◆ **Input material**:
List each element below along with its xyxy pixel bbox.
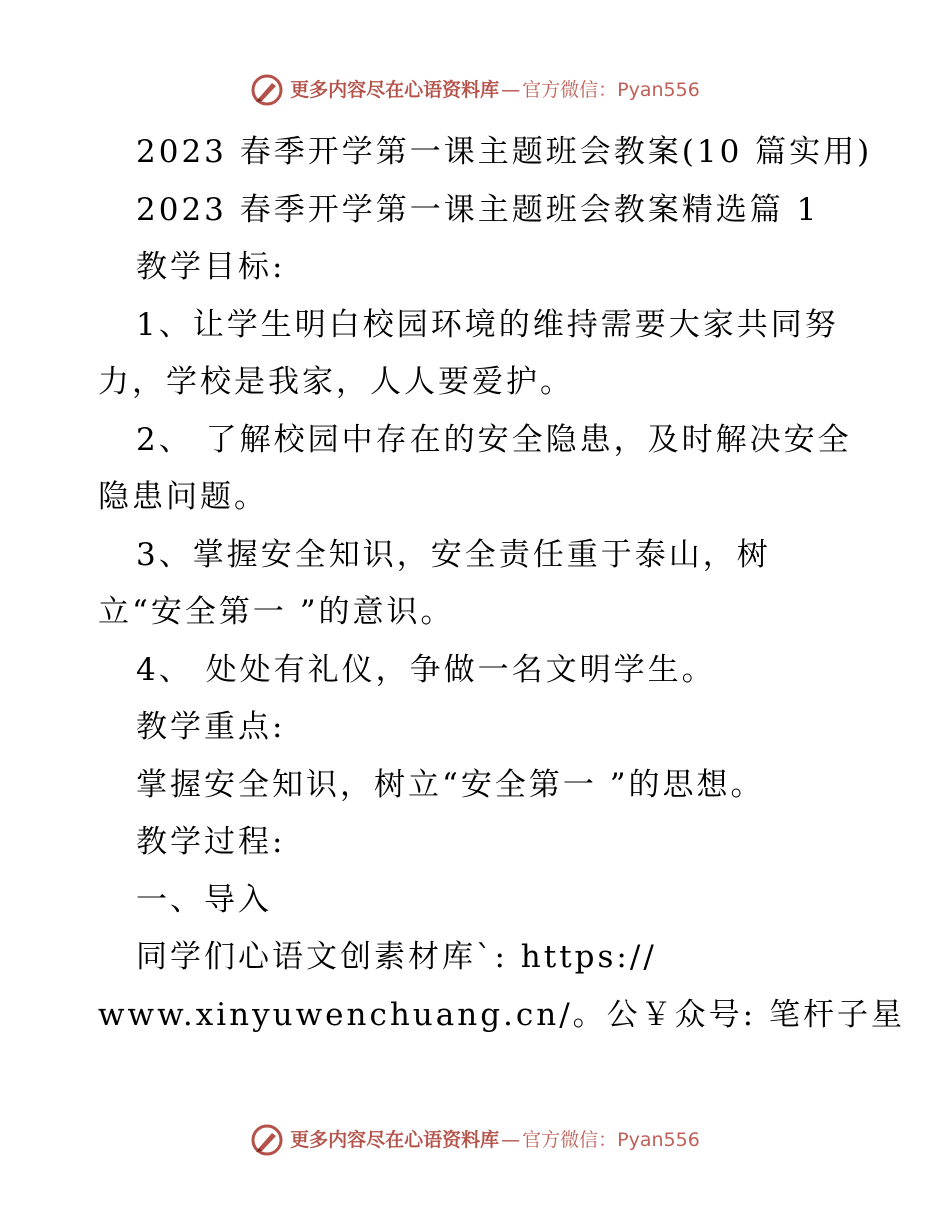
section-title: 2023 春季开学第一课主题班会教案精选篇 1 <box>136 191 820 228</box>
watermark-main-text: 更多内容尽在心语资料库 <box>290 79 500 101</box>
document-body <box>98 124 905 1044</box>
heading-teaching-focus: 教学重点: <box>136 709 286 745</box>
paragraph-line: www.xinyuwenchuang.cn/。公￥众号: 笔杆子星 <box>98 996 905 1033</box>
pen-logo-icon <box>250 1123 284 1157</box>
watermark-wechat: 官方微信：Pyan556 <box>522 79 700 101</box>
paragraph-line: 力，学校是我家，人人要爱护。 <box>98 364 574 400</box>
watermark-separator: — <box>501 79 521 101</box>
document-title: 2023 春季开学第一课主题班会教案(10 篇实用) <box>136 134 873 170</box>
paragraph-line: 4、 处处有礼仪，争做一名文明学生。 <box>136 651 716 688</box>
watermark-header <box>0 73 950 107</box>
watermark-footer <box>0 1123 950 1157</box>
heading-teaching-goals: 教学目标: <box>136 249 286 285</box>
heading-introduction: 一、导入 <box>136 881 272 918</box>
paragraph-line: 3、掌握安全知识，安全责任重于泰山，树 <box>136 536 771 573</box>
pen-logo-icon <box>250 73 284 107</box>
paragraph-line: 1、让学生明白校园环境的维持需要大家共同努 <box>136 306 839 343</box>
watermark-wechat: 官方微信：Pyan556 <box>522 1129 700 1151</box>
heading-teaching-process: 教学过程: <box>136 824 286 860</box>
paragraph-line: 掌握安全知识，树立“安全第一 ”的思想。 <box>136 766 765 803</box>
paragraph-line: 同学们心语文创素材库`: https:// <box>136 939 657 975</box>
watermark-separator: — <box>501 1129 521 1151</box>
watermark-main-text: 更多内容尽在心语资料库 <box>290 1129 500 1151</box>
paragraph-line: 立“安全第一 ”的意识。 <box>98 594 455 630</box>
paragraph-line: 2、 了解校园中存在的安全隐患，及时解决安全 <box>136 421 852 458</box>
paragraph-line: 隐患问题。 <box>98 479 268 515</box>
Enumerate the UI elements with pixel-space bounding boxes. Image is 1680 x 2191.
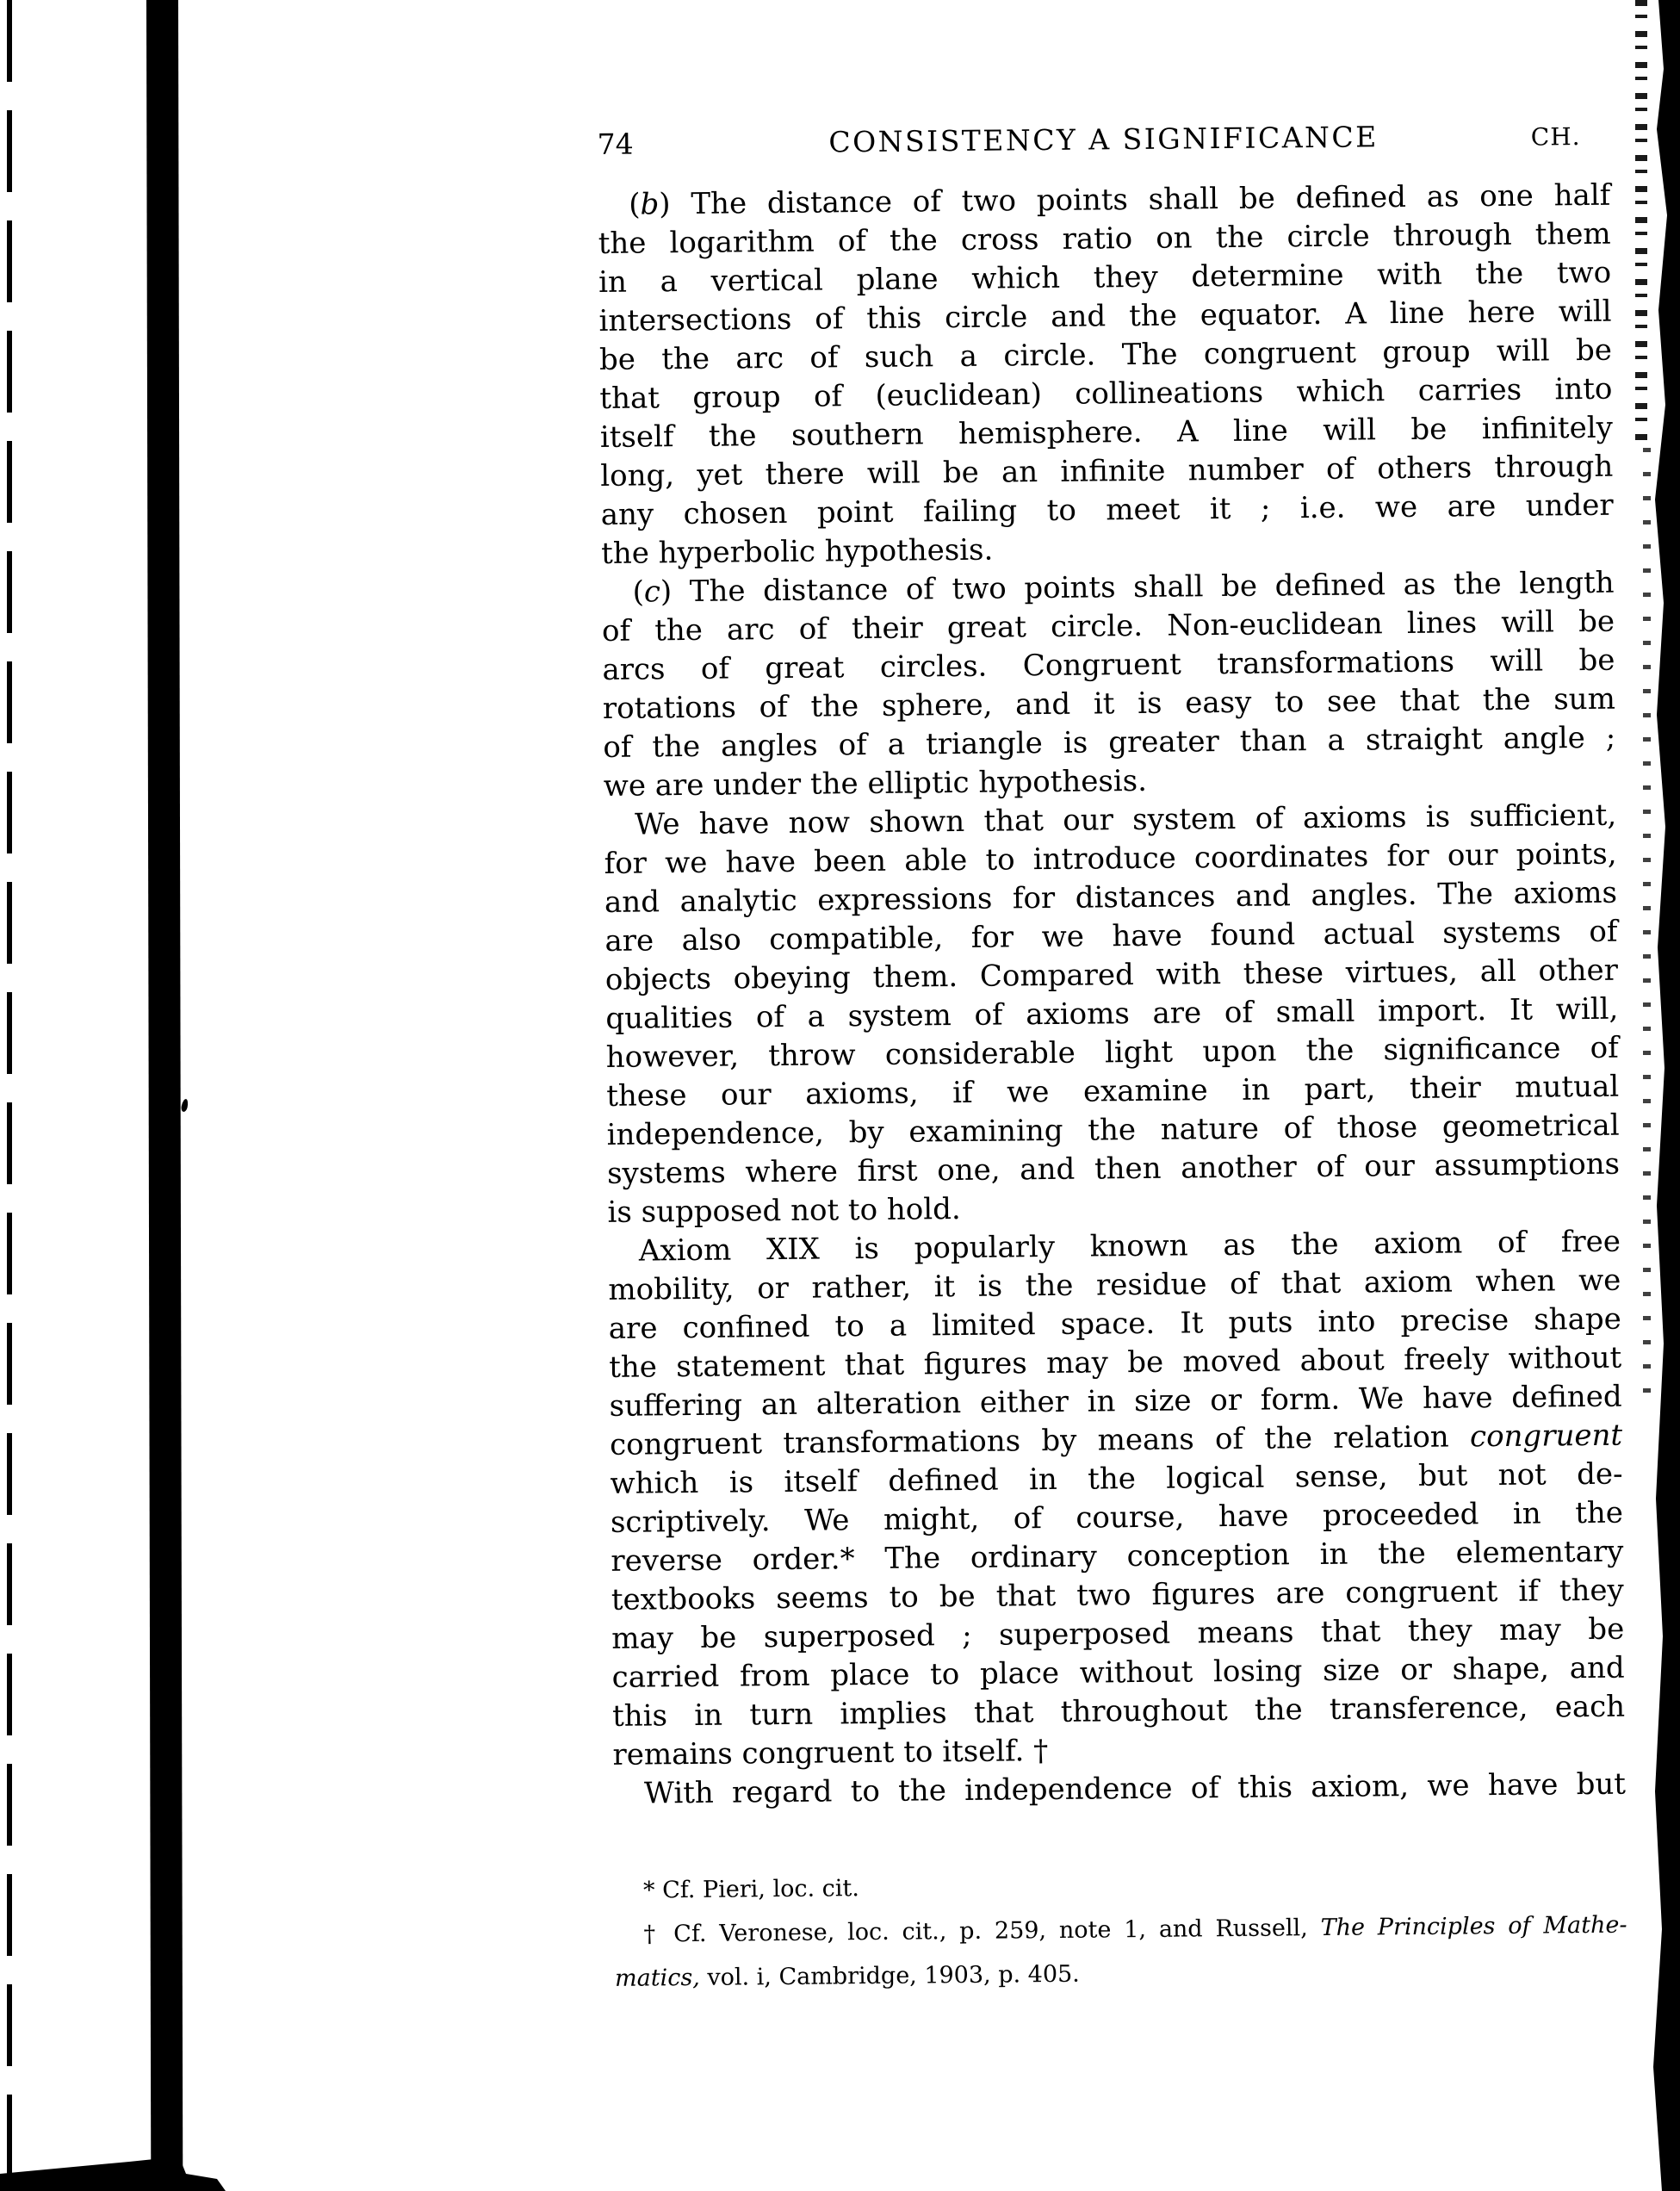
text-segment: which is itself defined in the logical sense, but not de- bbox=[610, 1456, 1623, 1501]
italic-text: matics, bbox=[614, 1964, 700, 1992]
text-segment: † Cf. Veronese, loc. cit., p. 259, note 1, and Russell, bbox=[643, 1915, 1321, 1948]
italic-text: b bbox=[640, 187, 660, 222]
text-line bbox=[615, 1947, 1627, 2001]
text-segment: of the arc of their great circle. Non-euclidean lines will be bbox=[601, 604, 1615, 649]
text-segment: long, yet there will be an infinite number of others through bbox=[600, 449, 1614, 493]
scan-edge-speckle bbox=[1635, 0, 1647, 448]
italic-text: congruent bbox=[1469, 1418, 1623, 1455]
text-segment: rotations of the sphere, and it is easy to see that the sum bbox=[602, 681, 1616, 726]
text-segment: qualities of a system of axioms are of small import. It will, bbox=[605, 991, 1619, 1036]
text-segment: any chosen point failing to meet it ; i.e. we are under bbox=[600, 487, 1614, 532]
text-segment: however, throw considerable light upon the significance of bbox=[605, 1030, 1619, 1075]
text-segment: * Cf. Pieri, loc. cit. bbox=[642, 1875, 860, 1904]
text-block bbox=[598, 177, 1626, 1814]
text-segment: the statement that figures may be moved about freely without bbox=[609, 1340, 1622, 1385]
text-segment: are also compatible, for we have found actual systems of bbox=[604, 914, 1618, 959]
text-segment: independence, by examining the nature of those geometrical bbox=[606, 1108, 1620, 1152]
text-segment: ) The distance of two points shall be defined as one half bbox=[659, 177, 1611, 222]
text-segment: itself the southern hemisphere. A line will be infinitely bbox=[599, 410, 1614, 455]
scan-bottom-shadow bbox=[0, 2153, 226, 2191]
text-segment: is supposed not to hold. bbox=[607, 1191, 961, 1230]
text-segment: ) The distance of two points shall be defined as the length bbox=[660, 565, 1615, 610]
text-segment: and analytic expressions for distances and angles. The axioms bbox=[604, 875, 1618, 920]
text-segment: mobility, or rather, it is the residue of that axiom when we bbox=[608, 1263, 1621, 1307]
page-number: 74 bbox=[597, 127, 634, 161]
text-segment: in a vertical plane which they determine with the two bbox=[598, 255, 1612, 300]
text-segment: may be superposed ; superposed means that they may be bbox=[611, 1611, 1625, 1656]
italic-text: c bbox=[643, 574, 661, 610]
scan-edge-speckle bbox=[1643, 448, 1651, 1395]
text-segment: for we have been able to introduce coordinates for our points, bbox=[604, 836, 1617, 881]
text-segment: the logarithm of the cross ratio on the circle through them bbox=[598, 216, 1611, 261]
text-segment: Axiom XIX is popularly known as the axiom of free bbox=[638, 1224, 1621, 1269]
text-segment: With regard to the independence of this axiom, we have but bbox=[643, 1766, 1627, 1811]
text-segment: objects obeying them. Compared with these virtues, all other bbox=[604, 953, 1619, 997]
text-segment: ( bbox=[632, 574, 645, 610]
text-segment: that group of (euclidean) collineations which carries into bbox=[599, 371, 1613, 416]
running-title: CONSISTENCY A SIGNIFICANCE bbox=[828, 120, 1379, 159]
text-segment: this in turn implies that throughout the transference, each bbox=[611, 1689, 1626, 1734]
text-segment: the hyperbolic hypothesis. bbox=[600, 532, 994, 571]
text-segment: textbooks seems to be that two figures are congruent if they bbox=[611, 1573, 1624, 1617]
text-segment: systems where first one, and then another of our assumptions bbox=[606, 1146, 1621, 1191]
scan-edge-line bbox=[7, 0, 12, 2191]
book-gutter-shadow bbox=[146, 0, 183, 2191]
text-segment: ( bbox=[629, 187, 641, 222]
text-segment: We have now shown that our system of axioms is sufficient, bbox=[635, 798, 1617, 842]
text-segment: are confined to a limited space. It puts into precise shape bbox=[608, 1301, 1621, 1346]
text-segment: these our axioms, if we examine in part, their mutual bbox=[606, 1069, 1620, 1114]
page-content bbox=[596, 0, 1627, 2001]
text-segment: remains congruent to itself. † bbox=[612, 1734, 1049, 1772]
text-segment: be the arc of such a circle. The congruent group will be bbox=[598, 332, 1613, 377]
text-segment: carried from place to place without losing size or shape, and bbox=[611, 1650, 1625, 1695]
footnotes bbox=[614, 1859, 1627, 2001]
text-segment: intersections of this circle and the equator. A line here will bbox=[598, 294, 1612, 338]
scan-edge-noise bbox=[1650, 0, 1680, 2191]
text-segment: of the angles of a triangle is greater than a straight angle ; bbox=[603, 720, 1616, 765]
text-segment: arcs of great circles. Congruent transformations will be bbox=[602, 642, 1615, 687]
italic-text: The Principles of Mathe- bbox=[1320, 1911, 1627, 1942]
text-segment: scriptively. We might, of course, have proceeded in the bbox=[610, 1495, 1624, 1540]
chapter-label: CH. bbox=[1530, 122, 1581, 152]
text-segment: congruent transformations by means of the relation bbox=[609, 1419, 1471, 1462]
text-segment: we are under the elliptic hypothesis. bbox=[603, 763, 1148, 804]
text-segment: vol. i, Cambridge, 1903, p. 405. bbox=[699, 1960, 1080, 1991]
running-header bbox=[597, 118, 1609, 164]
text-segment: suffering an alteration either in size or form. We have defined bbox=[609, 1379, 1622, 1424]
text-segment: reverse order.* The ordinary conception in the elementary bbox=[611, 1534, 1624, 1579]
stray-ink-mark bbox=[181, 1098, 189, 1112]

◆ **Problem to solve**:
Copy the rows above verbatim, from the row containing "section-title: 2023 春季开学第一课主题班会教案精选篇" through the row containing "paragraph-line: 力，学校是我家，人人要爱护。 <box>98", including both of those rows.

◆ **The output**:
section-title: 2023 春季开学第一课主题班会教案精选篇 1 <box>136 191 820 228</box>
watermark-main-text: 更多内容尽在心语资料库 <box>290 79 500 101</box>
document-body <box>98 124 905 1044</box>
heading-teaching-focus: 教学重点: <box>136 709 286 745</box>
paragraph-line: www.xinyuwenchuang.cn/。公￥众号: 笔杆子星 <box>98 996 905 1033</box>
pen-logo-icon <box>250 1123 284 1157</box>
watermark-wechat: 官方微信：Pyan556 <box>522 79 700 101</box>
paragraph-line: 力，学校是我家，人人要爱护。 <box>98 364 574 400</box>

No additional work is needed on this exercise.